### EXERCISE
Count lines holding the word "plain". Only the number is wanted.

### RECORDED INFORMATION
☆ ☆ ☆ ☆

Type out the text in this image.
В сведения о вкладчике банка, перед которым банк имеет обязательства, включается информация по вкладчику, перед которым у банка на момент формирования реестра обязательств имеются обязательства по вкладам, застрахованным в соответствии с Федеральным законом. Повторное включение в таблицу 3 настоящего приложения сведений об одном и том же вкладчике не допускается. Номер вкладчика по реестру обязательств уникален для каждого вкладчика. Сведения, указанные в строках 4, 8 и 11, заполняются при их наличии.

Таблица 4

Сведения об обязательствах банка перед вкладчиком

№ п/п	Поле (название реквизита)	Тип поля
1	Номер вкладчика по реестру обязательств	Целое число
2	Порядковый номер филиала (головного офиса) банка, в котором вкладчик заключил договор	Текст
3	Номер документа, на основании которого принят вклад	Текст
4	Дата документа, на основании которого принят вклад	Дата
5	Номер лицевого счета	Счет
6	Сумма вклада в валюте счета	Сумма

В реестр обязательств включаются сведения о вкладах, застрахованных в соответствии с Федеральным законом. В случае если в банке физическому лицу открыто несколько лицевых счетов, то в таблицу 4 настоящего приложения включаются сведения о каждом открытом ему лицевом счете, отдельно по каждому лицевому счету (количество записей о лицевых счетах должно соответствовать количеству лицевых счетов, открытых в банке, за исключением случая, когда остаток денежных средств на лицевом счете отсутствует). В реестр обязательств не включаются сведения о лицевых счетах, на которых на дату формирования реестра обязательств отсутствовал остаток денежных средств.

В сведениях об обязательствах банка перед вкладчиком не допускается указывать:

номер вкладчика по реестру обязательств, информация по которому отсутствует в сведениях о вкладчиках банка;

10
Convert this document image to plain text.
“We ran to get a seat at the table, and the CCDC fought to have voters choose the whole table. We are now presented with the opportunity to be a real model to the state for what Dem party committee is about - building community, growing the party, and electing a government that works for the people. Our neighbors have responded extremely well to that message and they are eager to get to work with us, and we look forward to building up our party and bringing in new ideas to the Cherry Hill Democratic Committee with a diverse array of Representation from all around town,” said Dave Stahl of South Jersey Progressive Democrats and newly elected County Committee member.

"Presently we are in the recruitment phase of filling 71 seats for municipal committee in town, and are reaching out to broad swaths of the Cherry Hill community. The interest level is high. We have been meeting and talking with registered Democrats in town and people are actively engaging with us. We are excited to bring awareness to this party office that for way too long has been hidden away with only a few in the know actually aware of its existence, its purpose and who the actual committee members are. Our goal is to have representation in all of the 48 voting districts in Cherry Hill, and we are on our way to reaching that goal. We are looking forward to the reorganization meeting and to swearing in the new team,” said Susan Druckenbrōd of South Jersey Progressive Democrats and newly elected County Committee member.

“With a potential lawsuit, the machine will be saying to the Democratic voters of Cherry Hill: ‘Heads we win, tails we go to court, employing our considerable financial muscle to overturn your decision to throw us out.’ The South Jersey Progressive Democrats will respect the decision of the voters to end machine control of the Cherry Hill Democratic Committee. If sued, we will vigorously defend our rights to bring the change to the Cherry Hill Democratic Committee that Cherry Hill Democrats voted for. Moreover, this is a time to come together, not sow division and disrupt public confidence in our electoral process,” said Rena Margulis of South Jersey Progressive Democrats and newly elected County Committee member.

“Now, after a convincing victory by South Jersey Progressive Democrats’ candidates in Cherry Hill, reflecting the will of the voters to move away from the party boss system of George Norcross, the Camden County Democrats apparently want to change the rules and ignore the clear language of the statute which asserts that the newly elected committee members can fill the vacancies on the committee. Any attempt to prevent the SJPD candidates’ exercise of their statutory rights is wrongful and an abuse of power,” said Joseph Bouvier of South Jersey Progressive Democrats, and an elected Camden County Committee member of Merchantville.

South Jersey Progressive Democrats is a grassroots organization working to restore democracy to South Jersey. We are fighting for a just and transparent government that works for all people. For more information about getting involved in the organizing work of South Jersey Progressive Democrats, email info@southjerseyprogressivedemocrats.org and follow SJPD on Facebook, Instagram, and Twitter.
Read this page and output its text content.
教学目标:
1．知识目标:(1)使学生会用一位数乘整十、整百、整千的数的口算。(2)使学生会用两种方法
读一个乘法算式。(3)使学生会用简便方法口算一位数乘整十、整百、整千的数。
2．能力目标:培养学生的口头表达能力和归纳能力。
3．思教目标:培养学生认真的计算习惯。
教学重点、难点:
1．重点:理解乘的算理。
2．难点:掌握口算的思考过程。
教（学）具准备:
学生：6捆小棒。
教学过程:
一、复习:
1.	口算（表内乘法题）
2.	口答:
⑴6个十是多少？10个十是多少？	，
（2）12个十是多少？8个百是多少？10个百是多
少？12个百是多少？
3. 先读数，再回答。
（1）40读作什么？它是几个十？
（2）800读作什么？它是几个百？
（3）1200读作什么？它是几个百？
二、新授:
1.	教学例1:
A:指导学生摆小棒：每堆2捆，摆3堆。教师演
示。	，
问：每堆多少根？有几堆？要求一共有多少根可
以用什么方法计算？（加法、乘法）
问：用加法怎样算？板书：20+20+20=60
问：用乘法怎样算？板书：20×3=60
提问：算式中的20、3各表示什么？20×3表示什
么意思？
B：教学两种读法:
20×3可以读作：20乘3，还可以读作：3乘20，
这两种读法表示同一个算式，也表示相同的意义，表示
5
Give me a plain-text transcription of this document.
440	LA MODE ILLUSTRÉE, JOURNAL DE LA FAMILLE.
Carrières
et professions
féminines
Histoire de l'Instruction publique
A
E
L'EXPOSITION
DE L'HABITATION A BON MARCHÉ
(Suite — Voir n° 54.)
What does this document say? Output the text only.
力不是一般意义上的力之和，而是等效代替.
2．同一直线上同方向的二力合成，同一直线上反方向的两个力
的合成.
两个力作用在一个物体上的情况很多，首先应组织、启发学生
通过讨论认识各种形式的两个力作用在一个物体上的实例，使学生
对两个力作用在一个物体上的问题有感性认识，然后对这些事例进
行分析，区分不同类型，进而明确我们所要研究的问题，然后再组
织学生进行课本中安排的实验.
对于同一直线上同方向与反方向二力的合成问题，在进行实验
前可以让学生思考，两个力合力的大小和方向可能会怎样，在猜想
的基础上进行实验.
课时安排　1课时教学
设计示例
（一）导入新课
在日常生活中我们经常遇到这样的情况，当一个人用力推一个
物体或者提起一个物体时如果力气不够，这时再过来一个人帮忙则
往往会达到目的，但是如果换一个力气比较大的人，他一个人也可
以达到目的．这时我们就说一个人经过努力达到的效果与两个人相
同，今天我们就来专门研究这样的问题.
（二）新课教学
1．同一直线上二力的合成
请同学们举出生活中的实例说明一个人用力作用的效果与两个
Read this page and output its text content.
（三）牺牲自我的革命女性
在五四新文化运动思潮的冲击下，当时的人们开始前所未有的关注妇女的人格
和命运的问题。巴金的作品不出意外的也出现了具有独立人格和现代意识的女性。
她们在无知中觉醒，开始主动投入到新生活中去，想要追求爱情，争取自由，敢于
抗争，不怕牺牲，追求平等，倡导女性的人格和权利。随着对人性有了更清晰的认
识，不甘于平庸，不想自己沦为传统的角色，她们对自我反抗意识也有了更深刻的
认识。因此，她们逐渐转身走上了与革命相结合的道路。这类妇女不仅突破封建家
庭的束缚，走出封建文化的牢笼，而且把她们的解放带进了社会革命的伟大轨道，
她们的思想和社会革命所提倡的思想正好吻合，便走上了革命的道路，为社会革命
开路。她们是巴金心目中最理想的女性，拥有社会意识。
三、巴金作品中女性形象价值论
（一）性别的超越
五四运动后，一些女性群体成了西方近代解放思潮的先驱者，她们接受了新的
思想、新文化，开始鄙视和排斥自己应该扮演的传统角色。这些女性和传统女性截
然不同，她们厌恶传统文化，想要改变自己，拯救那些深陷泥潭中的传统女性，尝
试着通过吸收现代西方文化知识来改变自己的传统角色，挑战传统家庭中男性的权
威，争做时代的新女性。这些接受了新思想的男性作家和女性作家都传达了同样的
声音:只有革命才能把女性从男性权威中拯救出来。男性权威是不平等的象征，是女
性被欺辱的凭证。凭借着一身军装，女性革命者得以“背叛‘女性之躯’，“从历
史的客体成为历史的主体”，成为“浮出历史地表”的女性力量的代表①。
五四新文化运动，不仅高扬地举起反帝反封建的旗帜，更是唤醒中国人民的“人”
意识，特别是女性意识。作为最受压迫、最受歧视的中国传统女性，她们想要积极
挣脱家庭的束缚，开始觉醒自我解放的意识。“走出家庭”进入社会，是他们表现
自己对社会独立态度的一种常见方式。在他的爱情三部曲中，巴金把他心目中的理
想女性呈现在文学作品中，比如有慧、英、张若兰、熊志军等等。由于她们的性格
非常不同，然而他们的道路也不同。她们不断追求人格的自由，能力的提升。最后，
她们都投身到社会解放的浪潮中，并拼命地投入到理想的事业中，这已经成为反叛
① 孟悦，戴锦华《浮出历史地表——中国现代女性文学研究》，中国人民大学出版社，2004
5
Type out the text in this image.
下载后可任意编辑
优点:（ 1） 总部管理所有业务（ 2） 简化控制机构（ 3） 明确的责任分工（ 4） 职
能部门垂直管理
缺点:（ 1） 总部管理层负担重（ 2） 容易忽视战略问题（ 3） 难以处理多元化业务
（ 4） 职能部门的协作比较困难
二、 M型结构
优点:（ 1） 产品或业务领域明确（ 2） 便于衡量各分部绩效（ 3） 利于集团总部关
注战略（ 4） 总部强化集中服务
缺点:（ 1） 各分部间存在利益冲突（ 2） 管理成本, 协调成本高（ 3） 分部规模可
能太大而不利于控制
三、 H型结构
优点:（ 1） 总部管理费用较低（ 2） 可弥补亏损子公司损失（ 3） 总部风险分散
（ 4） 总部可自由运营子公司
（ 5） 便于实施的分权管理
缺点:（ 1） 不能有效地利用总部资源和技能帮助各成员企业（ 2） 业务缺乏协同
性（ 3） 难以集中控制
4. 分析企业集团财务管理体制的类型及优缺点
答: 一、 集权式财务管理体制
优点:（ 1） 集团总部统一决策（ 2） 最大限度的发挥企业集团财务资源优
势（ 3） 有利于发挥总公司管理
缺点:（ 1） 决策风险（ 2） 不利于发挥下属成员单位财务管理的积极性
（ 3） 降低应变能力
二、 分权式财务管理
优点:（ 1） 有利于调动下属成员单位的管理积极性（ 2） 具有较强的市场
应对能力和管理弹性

☆ ☆ ☆ ☆

### CORRECT RESPONSE
2